**Given task**
Your task is to transcribe all of the data below exactly, omitting the images.
:: Information provided
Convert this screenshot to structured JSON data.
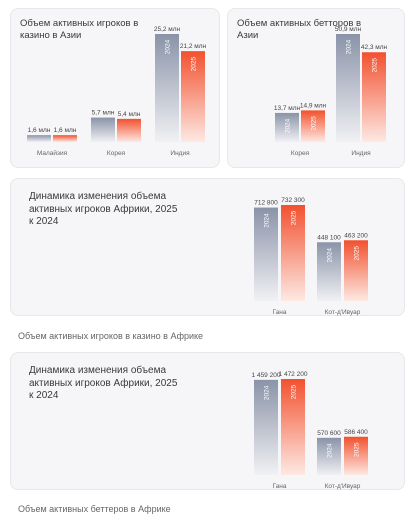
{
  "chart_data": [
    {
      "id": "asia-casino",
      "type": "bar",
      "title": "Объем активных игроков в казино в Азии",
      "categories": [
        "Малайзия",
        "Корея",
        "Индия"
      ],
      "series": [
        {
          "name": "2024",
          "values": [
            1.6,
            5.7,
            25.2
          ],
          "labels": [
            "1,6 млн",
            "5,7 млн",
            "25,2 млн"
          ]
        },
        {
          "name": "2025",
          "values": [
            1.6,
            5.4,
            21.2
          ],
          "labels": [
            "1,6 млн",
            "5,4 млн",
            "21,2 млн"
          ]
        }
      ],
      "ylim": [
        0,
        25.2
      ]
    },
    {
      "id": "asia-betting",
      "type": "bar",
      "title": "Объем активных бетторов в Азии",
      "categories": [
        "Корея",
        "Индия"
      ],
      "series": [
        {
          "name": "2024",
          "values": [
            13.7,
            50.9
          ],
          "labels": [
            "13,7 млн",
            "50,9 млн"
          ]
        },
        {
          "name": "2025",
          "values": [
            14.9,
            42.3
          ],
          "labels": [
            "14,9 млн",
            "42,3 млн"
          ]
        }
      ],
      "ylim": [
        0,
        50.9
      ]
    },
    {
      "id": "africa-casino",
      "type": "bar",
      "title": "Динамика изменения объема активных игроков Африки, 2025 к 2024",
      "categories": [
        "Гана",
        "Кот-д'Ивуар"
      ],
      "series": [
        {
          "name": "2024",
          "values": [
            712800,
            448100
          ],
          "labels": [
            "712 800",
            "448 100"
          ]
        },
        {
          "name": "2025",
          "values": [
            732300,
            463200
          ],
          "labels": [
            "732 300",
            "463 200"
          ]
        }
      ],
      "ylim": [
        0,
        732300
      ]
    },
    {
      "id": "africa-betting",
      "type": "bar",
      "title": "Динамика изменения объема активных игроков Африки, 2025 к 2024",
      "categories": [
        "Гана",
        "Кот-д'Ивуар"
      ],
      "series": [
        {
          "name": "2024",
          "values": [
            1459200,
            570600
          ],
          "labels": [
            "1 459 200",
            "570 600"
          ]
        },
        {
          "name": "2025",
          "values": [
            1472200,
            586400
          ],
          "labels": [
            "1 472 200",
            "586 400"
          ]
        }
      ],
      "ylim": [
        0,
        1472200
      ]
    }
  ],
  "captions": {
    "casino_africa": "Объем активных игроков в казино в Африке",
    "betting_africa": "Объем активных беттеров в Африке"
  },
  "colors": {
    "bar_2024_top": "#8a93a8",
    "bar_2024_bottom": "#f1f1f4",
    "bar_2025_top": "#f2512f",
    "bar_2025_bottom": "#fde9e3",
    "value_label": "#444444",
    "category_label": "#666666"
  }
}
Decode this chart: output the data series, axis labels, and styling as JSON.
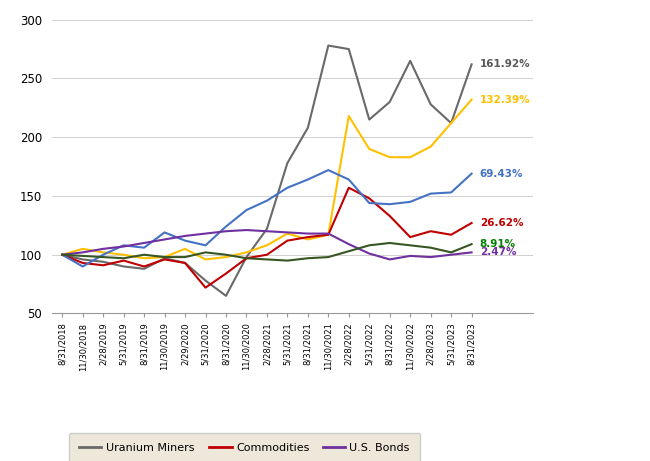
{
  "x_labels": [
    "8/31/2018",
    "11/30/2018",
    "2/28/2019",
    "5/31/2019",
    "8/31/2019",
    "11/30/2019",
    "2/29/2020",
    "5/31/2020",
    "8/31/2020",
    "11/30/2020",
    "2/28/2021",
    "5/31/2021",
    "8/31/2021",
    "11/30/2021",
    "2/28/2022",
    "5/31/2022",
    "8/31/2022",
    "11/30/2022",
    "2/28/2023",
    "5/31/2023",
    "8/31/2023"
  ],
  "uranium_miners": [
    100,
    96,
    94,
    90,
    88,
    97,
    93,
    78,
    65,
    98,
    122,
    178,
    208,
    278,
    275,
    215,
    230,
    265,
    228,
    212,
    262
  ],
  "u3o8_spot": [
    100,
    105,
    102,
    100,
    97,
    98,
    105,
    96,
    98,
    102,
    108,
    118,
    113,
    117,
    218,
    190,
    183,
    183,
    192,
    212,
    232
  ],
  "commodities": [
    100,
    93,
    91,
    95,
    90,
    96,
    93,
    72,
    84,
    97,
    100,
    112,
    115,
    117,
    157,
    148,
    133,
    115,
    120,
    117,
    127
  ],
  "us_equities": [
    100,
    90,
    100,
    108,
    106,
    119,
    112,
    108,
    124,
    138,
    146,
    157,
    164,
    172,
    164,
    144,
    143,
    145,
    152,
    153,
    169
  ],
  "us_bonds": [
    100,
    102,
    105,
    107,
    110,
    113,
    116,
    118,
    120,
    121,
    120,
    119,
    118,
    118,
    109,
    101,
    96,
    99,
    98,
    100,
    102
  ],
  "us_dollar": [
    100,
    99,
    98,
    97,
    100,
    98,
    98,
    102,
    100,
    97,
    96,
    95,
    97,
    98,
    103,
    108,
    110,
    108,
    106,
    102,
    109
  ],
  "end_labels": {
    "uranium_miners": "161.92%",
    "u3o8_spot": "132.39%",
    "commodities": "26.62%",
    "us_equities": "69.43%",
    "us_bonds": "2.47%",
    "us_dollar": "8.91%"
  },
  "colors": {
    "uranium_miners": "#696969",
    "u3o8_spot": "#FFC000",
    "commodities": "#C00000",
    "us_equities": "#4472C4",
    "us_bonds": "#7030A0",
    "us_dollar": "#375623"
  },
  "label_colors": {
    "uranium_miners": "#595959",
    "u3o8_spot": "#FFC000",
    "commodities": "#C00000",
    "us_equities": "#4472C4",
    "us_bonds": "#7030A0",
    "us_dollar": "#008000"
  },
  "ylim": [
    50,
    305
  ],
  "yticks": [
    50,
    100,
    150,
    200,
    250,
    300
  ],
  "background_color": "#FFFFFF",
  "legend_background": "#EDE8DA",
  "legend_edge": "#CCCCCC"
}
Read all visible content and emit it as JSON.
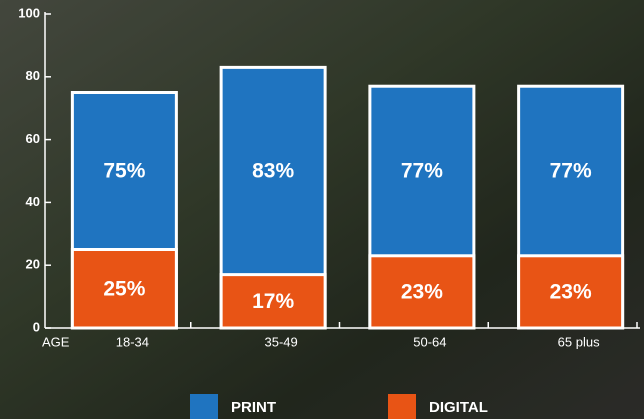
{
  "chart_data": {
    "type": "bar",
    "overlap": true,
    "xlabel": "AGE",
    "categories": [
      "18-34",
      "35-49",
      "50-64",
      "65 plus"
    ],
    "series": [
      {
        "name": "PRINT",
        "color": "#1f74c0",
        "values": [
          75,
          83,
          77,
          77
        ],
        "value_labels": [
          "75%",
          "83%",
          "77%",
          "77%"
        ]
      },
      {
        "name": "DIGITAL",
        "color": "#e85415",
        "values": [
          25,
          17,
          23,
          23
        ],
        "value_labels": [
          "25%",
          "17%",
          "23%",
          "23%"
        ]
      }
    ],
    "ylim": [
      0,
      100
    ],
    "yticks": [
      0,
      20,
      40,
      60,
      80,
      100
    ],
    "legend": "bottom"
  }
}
::::
**Expected answer**
Convert this screenshot to structured JSON data.
{
  "chart_data": [
    {
      "id": "asia-casino",
      "type": "bar",
      "title": "Объем активных игроков в казино в Азии",
      "categories": [
        "Малайзия",
        "Корея",
        "Индия"
      ],
      "series": [
        {
          "name": "2024",
          "values": [
            1.6,
            5.7,
            25.2
          ],
          "labels": [
            "1,6 млн",
            "5,7 млн",
            "25,2 млн"
          ]
        },
        {
          "name": "2025",
          "values": [
            1.6,
            5.4,
            21.2
          ],
          "labels": [
            "1,6 млн",
            "5,4 млн",
            "21,2 млн"
          ]
        }
      ],
      "ylim": [
        0,
        25.2
      ]
    },
    {
      "id": "asia-betting",
      "type": "bar",
      "title": "Объем активных бетторов в Азии",
      "categories": [
        "Корея",
        "Индия"
      ],
      "series": [
        {
          "name": "2024",
          "values": [
            13.7,
            50.9
          ],
          "labels": [
            "13,7 млн",
            "50,9 млн"
          ]
        },
        {
          "name": "2025",
          "values": [
            14.9,
            42.3
          ],
          "labels": [
            "14,9 млн",
            "42,3 млн"
          ]
        }
      ],
      "ylim": [
        0,
        50.9
      ]
    },
    {
      "id": "africa-casino",
      "type": "bar",
      "title": "Динамика изменения объема активных игроков Африки, 2025 к 2024",
      "categories": [
        "Гана",
        "Кот-д'Ивуар"
      ],
      "series": [
        {
          "name": "2024",
          "values": [
            712800,
            448100
          ],
          "labels": [
            "712 800",
            "448 100"
          ]
        },
        {
          "name": "2025",
          "values": [
            732300,
            463200
          ],
          "labels": [
            "732 300",
            "463 200"
          ]
        }
      ],
      "ylim": [
        0,
        732300
      ]
    },
    {
      "id": "africa-betting",
      "type": "bar",
      "title": "Динамика изменения объема активных игроков Африки, 2025 к 2024",
      "categories": [
        "Гана",
        "Кот-д'Ивуар"
      ],
      "series": [
        {
          "name": "2024",
          "values": [
            1459200,
            570600
          ],
          "labels": [
            "1 459 200",
            "570 600"
          ]
        },
        {
          "name": "2025",
          "values": [
            1472200,
            586400
          ],
          "labels": [
            "1 472 200",
            "586 400"
          ]
        }
      ],
      "ylim": [
        0,
        1472200
      ]
    }
  ],
  "captions": {
    "casino_africa": "Объем активных игроков в казино в Африке",
    "betting_africa": "Объем активных беттеров в Африке"
  },
  "colors": {
    "bar_2024_top": "#8a93a8",
    "bar_2024_bottom": "#f1f1f4",
    "bar_2025_top": "#f2512f",
    "bar_2025_bottom": "#fde9e3",
    "value_label": "#444444",
    "category_label": "#666666"
  }
}
Decode this chart: output the data series, axis labels, and styling as JSON.
{
  "x_labels": [
    "8/31/2018",
    "11/30/2018",
    "2/28/2019",
    "5/31/2019",
    "8/31/2019",
    "11/30/2019",
    "2/29/2020",
    "5/31/2020",
    "8/31/2020",
    "11/30/2020",
    "2/28/2021",
    "5/31/2021",
    "8/31/2021",
    "11/30/2021",
    "2/28/2022",
    "5/31/2022",
    "8/31/2022",
    "11/30/2022",
    "2/28/2023",
    "5/31/2023",
    "8/31/2023"
  ],
  "uranium_miners": [
    100,
    96,
    94,
    90,
    88,
    97,
    93,
    78,
    65,
    98,
    122,
    178,
    208,
    278,
    275,
    215,
    230,
    265,
    228,
    212,
    262
  ],
  "u3o8_spot": [
    100,
    105,
    102,
    100,
    97,
    98,
    105,
    96,
    98,
    102,
    108,
    118,
    113,
    117,
    218,
    190,
    183,
    183,
    192,
    212,
    232
  ],
  "commodities": [
    100,
    93,
    91,
    95,
    90,
    96,
    93,
    72,
    84,
    97,
    100,
    112,
    115,
    117,
    157,
    148,
    133,
    115,
    120,
    117,
    127
  ],
  "us_equities": [
    100,
    90,
    100,
    108,
    106,
    119,
    112,
    108,
    124,
    138,
    146,
    157,
    164,
    172,
    164,
    144,
    143,
    145,
    152,
    153,
    169
  ],
  "us_bonds": [
    100,
    102,
    105,
    107,
    110,
    113,
    116,
    118,
    120,
    121,
    120,
    119,
    118,
    118,
    109,
    101,
    96,
    99,
    98,
    100,
    102
  ],
  "us_dollar": [
    100,
    99,
    98,
    97,
    100,
    98,
    98,
    102,
    100,
    97,
    96,
    95,
    97,
    98,
    103,
    108,
    110,
    108,
    106,
    102,
    109
  ],
  "end_labels": {
    "uranium_miners": "161.92%",
    "u3o8_spot": "132.39%",
    "commodities": "26.62%",
    "us_equities": "69.43%",
    "us_bonds": "2.47%",
    "us_dollar": "8.91%"
  },
  "colors": {
    "uranium_miners": "#696969",
    "u3o8_spot": "#FFC000",
    "commodities": "#C00000",
    "us_equities": "#4472C4",
    "us_bonds": "#7030A0",
    "us_dollar": "#375623"
  },
  "label_colors": {
    "uranium_miners": "#595959",
    "u3o8_spot": "#FFC000",
    "commodities": "#C00000",
    "us_equities": "#4472C4",
    "us_bonds": "#7030A0",
    "us_dollar": "#008000"
  },
  "ylim": [
    50,
    305
  ],
  "yticks": [
    50,
    100,
    150,
    200,
    250,
    300
  ],
  "background_color": "#FFFFFF",
  "legend_background": "#EDE8DA",
  "legend_edge": "#CCCCCC"
}
Read all visible content and emit it as JSON.
{
  "chart_data": {
    "type": "bar",
    "overlap": true,
    "xlabel": "AGE",
    "categories": [
      "18-34",
      "35-49",
      "50-64",
      "65 plus"
    ],
    "series": [
      {
        "name": "PRINT",
        "color": "#1f74c0",
        "values": [
          75,
          83,
          77,
          77
        ],
        "value_labels": [
          "75%",
          "83%",
          "77%",
          "77%"
        ]
      },
      {
        "name": "DIGITAL",
        "color": "#e85415",
        "values": [
          25,
          17,
          23,
          23
        ],
        "value_labels": [
          "25%",
          "17%",
          "23%",
          "23%"
        ]
      }
    ],
    "ylim": [
      0,
      100
    ],
    "yticks": [
      0,
      20,
      40,
      60,
      80,
      100
    ],
    "legend": "bottom"
  }
}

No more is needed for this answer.